YOUR OBJECTIVE:
Reproduce the listing below exactly, minus its pictures.

══════════════════════════════

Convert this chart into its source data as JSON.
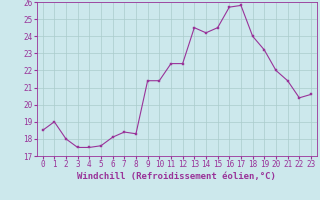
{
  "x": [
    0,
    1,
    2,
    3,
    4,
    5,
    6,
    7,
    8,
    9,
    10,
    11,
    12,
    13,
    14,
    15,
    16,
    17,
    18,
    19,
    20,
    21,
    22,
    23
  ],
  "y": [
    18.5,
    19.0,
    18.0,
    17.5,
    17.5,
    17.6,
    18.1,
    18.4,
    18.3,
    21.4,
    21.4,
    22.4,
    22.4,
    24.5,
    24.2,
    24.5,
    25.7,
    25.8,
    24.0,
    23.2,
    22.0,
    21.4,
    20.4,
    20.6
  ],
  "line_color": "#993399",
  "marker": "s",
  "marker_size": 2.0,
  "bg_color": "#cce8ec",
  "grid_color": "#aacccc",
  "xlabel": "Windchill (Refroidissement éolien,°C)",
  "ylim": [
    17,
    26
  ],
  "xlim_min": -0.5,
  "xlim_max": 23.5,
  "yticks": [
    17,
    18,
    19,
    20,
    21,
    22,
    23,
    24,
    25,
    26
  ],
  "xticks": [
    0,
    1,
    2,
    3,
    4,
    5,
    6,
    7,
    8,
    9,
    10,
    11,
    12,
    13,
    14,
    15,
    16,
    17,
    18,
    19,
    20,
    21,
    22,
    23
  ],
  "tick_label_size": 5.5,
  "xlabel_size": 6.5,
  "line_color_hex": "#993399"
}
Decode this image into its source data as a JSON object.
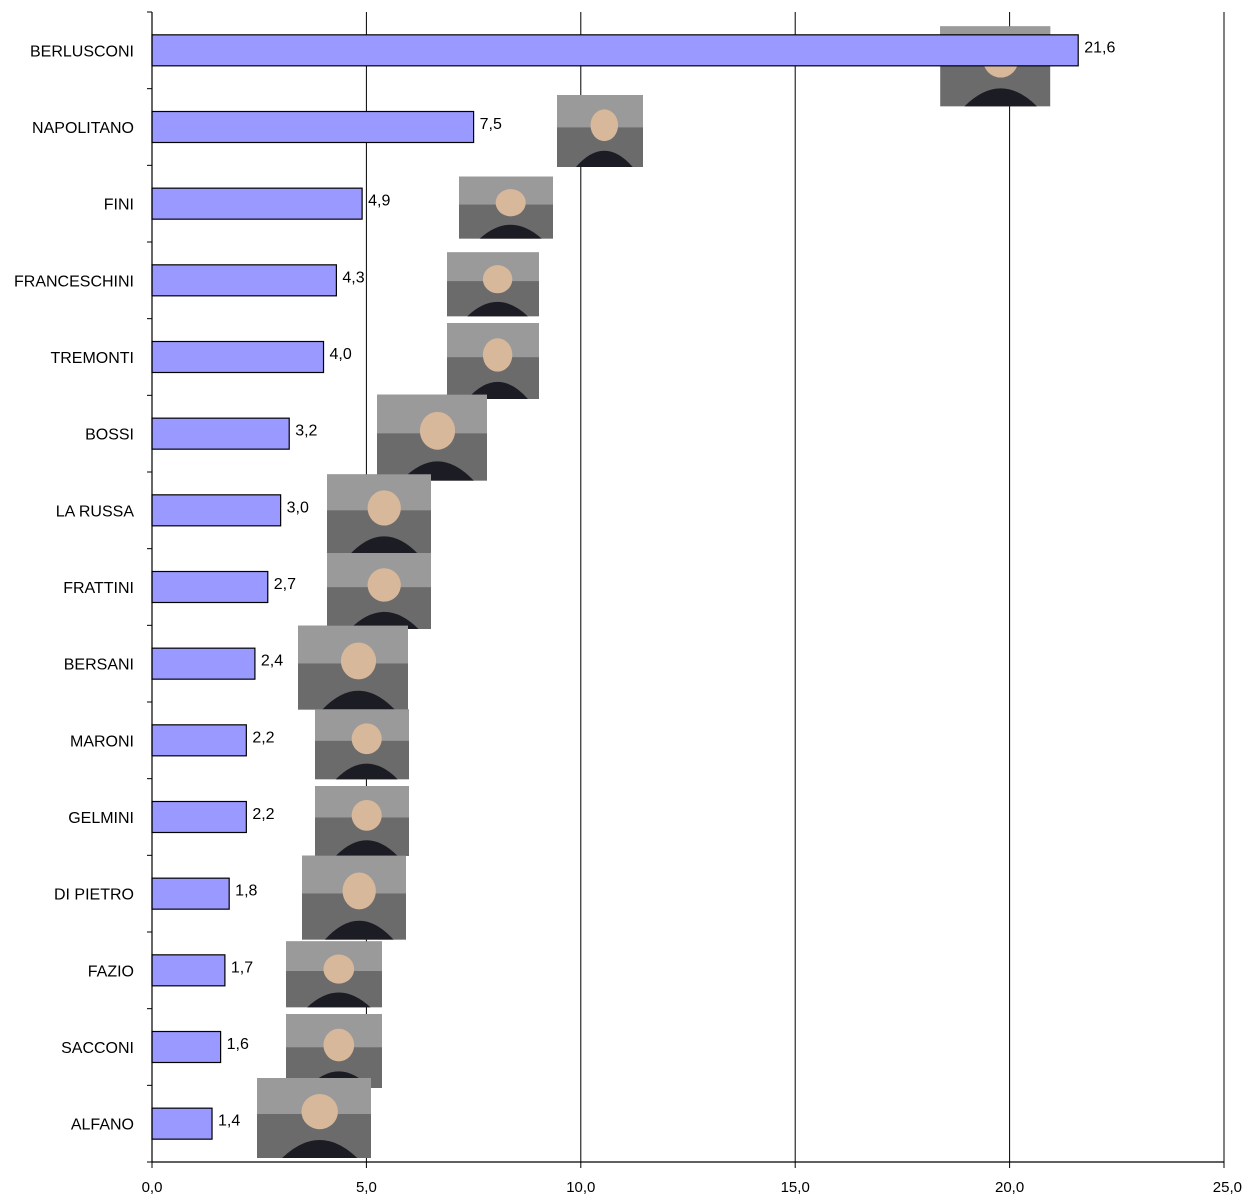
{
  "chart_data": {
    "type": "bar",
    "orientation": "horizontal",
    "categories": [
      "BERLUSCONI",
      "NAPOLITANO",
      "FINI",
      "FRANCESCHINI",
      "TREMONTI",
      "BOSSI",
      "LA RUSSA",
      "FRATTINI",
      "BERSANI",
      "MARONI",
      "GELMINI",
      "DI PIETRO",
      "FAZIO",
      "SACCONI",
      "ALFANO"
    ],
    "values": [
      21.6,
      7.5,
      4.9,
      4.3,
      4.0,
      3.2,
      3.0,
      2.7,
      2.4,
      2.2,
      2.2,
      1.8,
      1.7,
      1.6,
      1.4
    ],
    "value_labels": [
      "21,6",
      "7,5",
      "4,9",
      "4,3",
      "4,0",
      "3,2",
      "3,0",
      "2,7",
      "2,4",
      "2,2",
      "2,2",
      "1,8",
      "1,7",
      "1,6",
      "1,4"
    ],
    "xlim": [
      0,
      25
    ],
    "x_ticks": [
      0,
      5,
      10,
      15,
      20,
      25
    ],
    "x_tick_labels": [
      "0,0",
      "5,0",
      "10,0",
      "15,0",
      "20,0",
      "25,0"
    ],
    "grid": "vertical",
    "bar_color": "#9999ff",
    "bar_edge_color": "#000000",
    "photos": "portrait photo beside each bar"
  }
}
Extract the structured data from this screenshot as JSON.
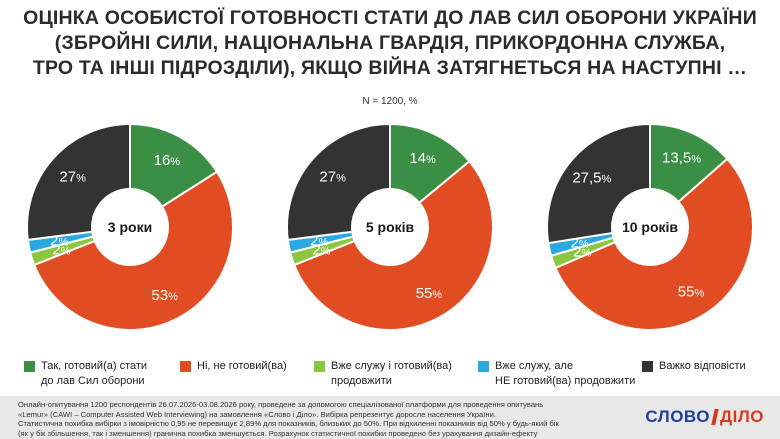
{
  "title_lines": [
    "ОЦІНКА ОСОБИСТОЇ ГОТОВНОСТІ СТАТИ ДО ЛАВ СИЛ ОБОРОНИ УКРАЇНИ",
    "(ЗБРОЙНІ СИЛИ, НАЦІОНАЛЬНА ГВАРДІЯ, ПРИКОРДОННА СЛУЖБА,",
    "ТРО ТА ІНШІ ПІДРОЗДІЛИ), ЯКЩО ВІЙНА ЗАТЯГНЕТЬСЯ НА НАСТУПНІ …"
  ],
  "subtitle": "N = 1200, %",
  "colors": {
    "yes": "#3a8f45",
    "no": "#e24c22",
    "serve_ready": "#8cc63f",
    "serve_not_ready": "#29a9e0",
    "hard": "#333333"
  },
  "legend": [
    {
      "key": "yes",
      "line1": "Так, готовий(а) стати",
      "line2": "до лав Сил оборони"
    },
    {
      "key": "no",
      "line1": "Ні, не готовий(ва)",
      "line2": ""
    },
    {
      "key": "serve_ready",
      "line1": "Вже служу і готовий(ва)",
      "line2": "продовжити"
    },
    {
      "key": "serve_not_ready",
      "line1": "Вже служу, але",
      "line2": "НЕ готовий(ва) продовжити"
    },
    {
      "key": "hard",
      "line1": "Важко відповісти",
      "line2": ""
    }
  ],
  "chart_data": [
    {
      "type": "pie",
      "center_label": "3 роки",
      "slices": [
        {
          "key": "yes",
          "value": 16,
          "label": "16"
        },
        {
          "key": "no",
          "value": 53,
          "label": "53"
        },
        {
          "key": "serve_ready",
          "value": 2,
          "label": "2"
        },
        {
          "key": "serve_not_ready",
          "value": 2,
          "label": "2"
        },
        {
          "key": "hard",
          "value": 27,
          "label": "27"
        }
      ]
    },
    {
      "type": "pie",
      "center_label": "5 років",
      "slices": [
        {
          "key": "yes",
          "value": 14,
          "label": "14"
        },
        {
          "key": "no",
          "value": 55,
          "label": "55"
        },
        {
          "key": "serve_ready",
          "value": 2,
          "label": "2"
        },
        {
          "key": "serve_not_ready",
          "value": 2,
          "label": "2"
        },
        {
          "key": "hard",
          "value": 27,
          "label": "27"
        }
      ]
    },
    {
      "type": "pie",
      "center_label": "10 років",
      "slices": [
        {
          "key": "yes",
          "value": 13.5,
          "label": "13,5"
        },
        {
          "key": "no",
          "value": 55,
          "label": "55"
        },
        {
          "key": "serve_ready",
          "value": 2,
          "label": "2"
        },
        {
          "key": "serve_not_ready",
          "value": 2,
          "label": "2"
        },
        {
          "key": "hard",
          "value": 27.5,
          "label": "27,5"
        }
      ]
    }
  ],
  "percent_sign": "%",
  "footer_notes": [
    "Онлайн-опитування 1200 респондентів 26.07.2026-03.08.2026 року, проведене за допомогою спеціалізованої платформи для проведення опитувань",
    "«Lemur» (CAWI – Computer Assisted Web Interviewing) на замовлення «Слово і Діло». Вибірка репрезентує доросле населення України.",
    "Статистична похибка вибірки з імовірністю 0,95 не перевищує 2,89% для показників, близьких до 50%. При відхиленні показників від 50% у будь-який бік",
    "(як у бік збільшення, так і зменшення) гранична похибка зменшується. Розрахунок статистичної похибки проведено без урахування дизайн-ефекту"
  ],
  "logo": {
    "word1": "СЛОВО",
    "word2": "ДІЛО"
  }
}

══════════════════════════════

SOLUTION TO THIS TASK:
Convert this chart into its source data as JSON.
{
  "x": [
    0,
    1,
    2,
    3,
    4,
    5,
    6,
    7,
    8,
    9,
    10,
    11,
    12,
    13,
    14,
    15,
    16,
    17,
    18,
    19,
    20,
    21,
    22,
    23
  ],
  "y": [
    18.5,
    19.0,
    18.0,
    17.5,
    17.5,
    17.6,
    18.1,
    18.4,
    18.3,
    21.4,
    21.4,
    22.4,
    22.4,
    24.5,
    24.2,
    24.5,
    25.7,
    25.8,
    24.0,
    23.2,
    22.0,
    21.4,
    20.4,
    20.6
  ],
  "line_color": "#993399",
  "marker": "s",
  "marker_size": 2.0,
  "bg_color": "#cce8ec",
  "grid_color": "#aacccc",
  "xlabel": "Windchill (Refroidissement éolien,°C)",
  "ylim": [
    17,
    26
  ],
  "xlim_min": -0.5,
  "xlim_max": 23.5,
  "yticks": [
    17,
    18,
    19,
    20,
    21,
    22,
    23,
    24,
    25,
    26
  ],
  "xticks": [
    0,
    1,
    2,
    3,
    4,
    5,
    6,
    7,
    8,
    9,
    10,
    11,
    12,
    13,
    14,
    15,
    16,
    17,
    18,
    19,
    20,
    21,
    22,
    23
  ],
  "tick_label_size": 5.5,
  "xlabel_size": 6.5,
  "line_color_hex": "#993399"
}
Decode this image into its source data as a JSON object.
{
  "chart_data": {
    "type": "bar",
    "orientation": "horizontal",
    "categories": [
      "BERLUSCONI",
      "NAPOLITANO",
      "FINI",
      "FRANCESCHINI",
      "TREMONTI",
      "BOSSI",
      "LA RUSSA",
      "FRATTINI",
      "BERSANI",
      "MARONI",
      "GELMINI",
      "DI PIETRO",
      "FAZIO",
      "SACCONI",
      "ALFANO"
    ],
    "values": [
      21.6,
      7.5,
      4.9,
      4.3,
      4.0,
      3.2,
      3.0,
      2.7,
      2.4,
      2.2,
      2.2,
      1.8,
      1.7,
      1.6,
      1.4
    ],
    "value_labels": [
      "21,6",
      "7,5",
      "4,9",
      "4,3",
      "4,0",
      "3,2",
      "3,0",
      "2,7",
      "2,4",
      "2,2",
      "2,2",
      "1,8",
      "1,7",
      "1,6",
      "1,4"
    ],
    "xlim": [
      0,
      25
    ],
    "x_ticks": [
      0,
      5,
      10,
      15,
      20,
      25
    ],
    "x_tick_labels": [
      "0,0",
      "5,0",
      "10,0",
      "15,0",
      "20,0",
      "25,0"
    ],
    "grid": "vertical",
    "bar_color": "#9999ff",
    "bar_edge_color": "#000000",
    "photos": "portrait photo beside each bar"
  }
}
Extract the structured data from this screenshot as JSON.
{
  "title_lines": [
    "ОЦІНКА ОСОБИСТОЇ ГОТОВНОСТІ СТАТИ ДО ЛАВ СИЛ ОБОРОНИ УКРАЇНИ",
    "(ЗБРОЙНІ СИЛИ, НАЦІОНАЛЬНА ГВАРДІЯ, ПРИКОРДОННА СЛУЖБА,",
    "ТРО ТА ІНШІ ПІДРОЗДІЛИ), ЯКЩО ВІЙНА ЗАТЯГНЕТЬСЯ НА НАСТУПНІ …"
  ],
  "subtitle": "N = 1200, %",
  "colors": {
    "yes": "#3a8f45",
    "no": "#e24c22",
    "serve_ready": "#8cc63f",
    "serve_not_ready": "#29a9e0",
    "hard": "#333333"
  },
  "legend": [
    {
      "key": "yes",
      "line1": "Так, готовий(а) стати",
      "line2": "до лав Сил оборони"
    },
    {
      "key": "no",
      "line1": "Ні, не готовий(ва)",
      "line2": ""
    },
    {
      "key": "serve_ready",
      "line1": "Вже служу і готовий(ва)",
      "line2": "продовжити"
    },
    {
      "key": "serve_not_ready",
      "line1": "Вже служу, але",
      "line2": "НЕ готовий(ва) продовжити"
    },
    {
      "key": "hard",
      "line1": "Важко відповісти",
      "line2": ""
    }
  ],
  "chart_data": [
    {
      "type": "pie",
      "center_label": "3 роки",
      "slices": [
        {
          "key": "yes",
          "value": 16,
          "label": "16"
        },
        {
          "key": "no",
          "value": 53,
          "label": "53"
        },
        {
          "key": "serve_ready",
          "value": 2,
          "label": "2"
        },
        {
          "key": "serve_not_ready",
          "value": 2,
          "label": "2"
        },
        {
          "key": "hard",
          "value": 27,
          "label": "27"
        }
      ]
    },
    {
      "type": "pie",
      "center_label": "5 років",
      "slices": [
        {
          "key": "yes",
          "value": 14,
          "label": "14"
        },
        {
          "key": "no",
          "value": 55,
          "label": "55"
        },
        {
          "key": "serve_ready",
          "value": 2,
          "label": "2"
        },
        {
          "key": "serve_not_ready",
          "value": 2,
          "label": "2"
        },
        {
          "key": "hard",
          "value": 27,
          "label": "27"
        }
      ]
    },
    {
      "type": "pie",
      "center_label": "10 років",
      "slices": [
        {
          "key": "yes",
          "value": 13.5,
          "label": "13,5"
        },
        {
          "key": "no",
          "value": 55,
          "label": "55"
        },
        {
          "key": "serve_ready",
          "value": 2,
          "label": "2"
        },
        {
          "key": "serve_not_ready",
          "value": 2,
          "label": "2"
        },
        {
          "key": "hard",
          "value": 27.5,
          "label": "27,5"
        }
      ]
    }
  ],
  "percent_sign": "%",
  "footer_notes": [
    "Онлайн-опитування 1200 респондентів 26.07.2026-03.08.2026 року, проведене за допомогою спеціалізованої платформи для проведення опитувань",
    "«Lemur» (CAWI – Computer Assisted Web Interviewing) на замовлення «Слово і Діло». Вибірка репрезентує доросле населення України.",
    "Статистична похибка вибірки з імовірністю 0,95 не перевищує 2,89% для показників, близьких до 50%. При відхиленні показників від 50% у будь-який бік",
    "(як у бік збільшення, так і зменшення) гранична похибка зменшується. Розрахунок статистичної похибки проведено без урахування дизайн-ефекту"
  ],
  "logo": {
    "word1": "СЛОВО",
    "word2": "ДІЛО"
  }
}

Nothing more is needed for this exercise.